The benefits of research and creative activity cut both ways, Antolin said. There’s no difficulty lining up faculty mentors, who relish the opportunity to work one-to-one with interesting, talented people. That mentorship, he said, is key to learning how to unlock ideas; budding creators can learn how to unleash their talents. "In the sciences, for example, there is a National Science Foundation study that shows that most working scientists have had actual research experiences as undergraduates in a laboratory," he said. "The difference between Colorado State and a small, liberal arts college is that the latter offers a simulated research experience. We have real undergraduate research labs where real people come up with real projects. It’s not simulated, it’s the real thing."

This year, like last, some 200 students will participate, some in teams of two or three undergraduates.

All displays, activities and receptions are free and open to the public.

** Task description **
Extend the passage on undergraduate research at Colorado State, picking up after its final sentence.

** Supplied material **
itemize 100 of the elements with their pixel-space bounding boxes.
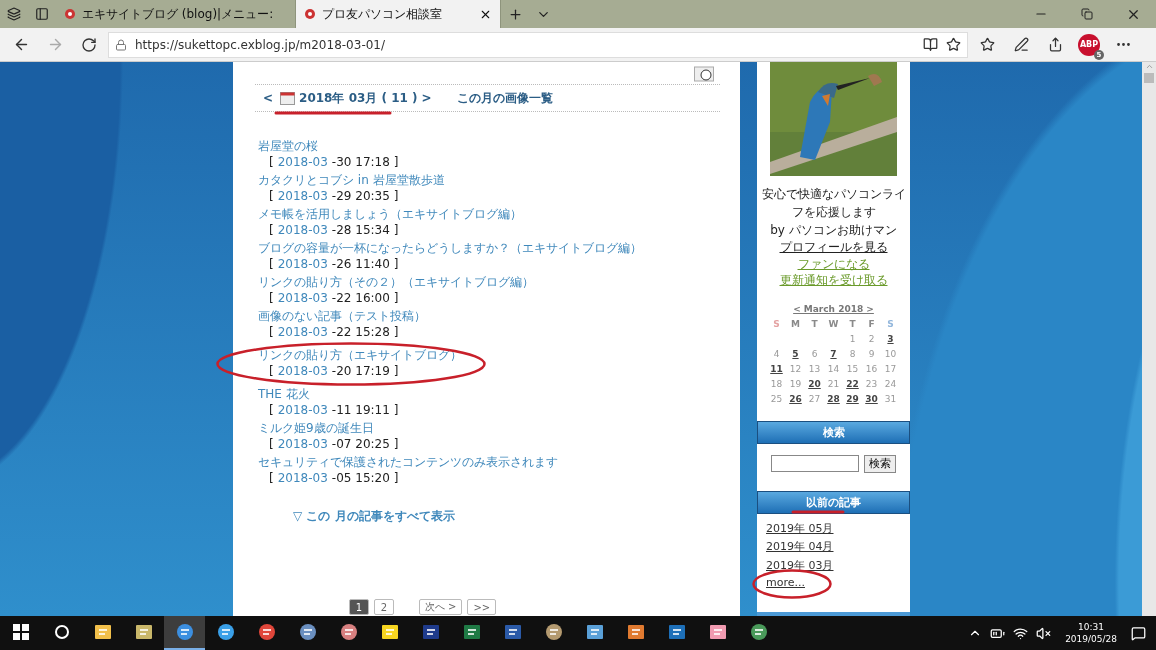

** Right answer **
Visual arts entries will be on display at the Curfman Gallery in Lory Student Center from April 17 to May 5.

Creative writing-poetry and prose readings-and performing arts presentations-dance and dramatic performances-will be given at 7:30 p.m. April 24 the Lory Student Center Theatre.

Research and design presentations will be on display from 9 a.m.-3 p.m. April 25 at the Lory Student Center Main Ballroom.

A reception for all participants will be held at the Curfman Gallery from 5-7 p.m. April 24. An awards ceremony will be held the following day with keynote remarks by Gerald Callahan, associate professor of pathology.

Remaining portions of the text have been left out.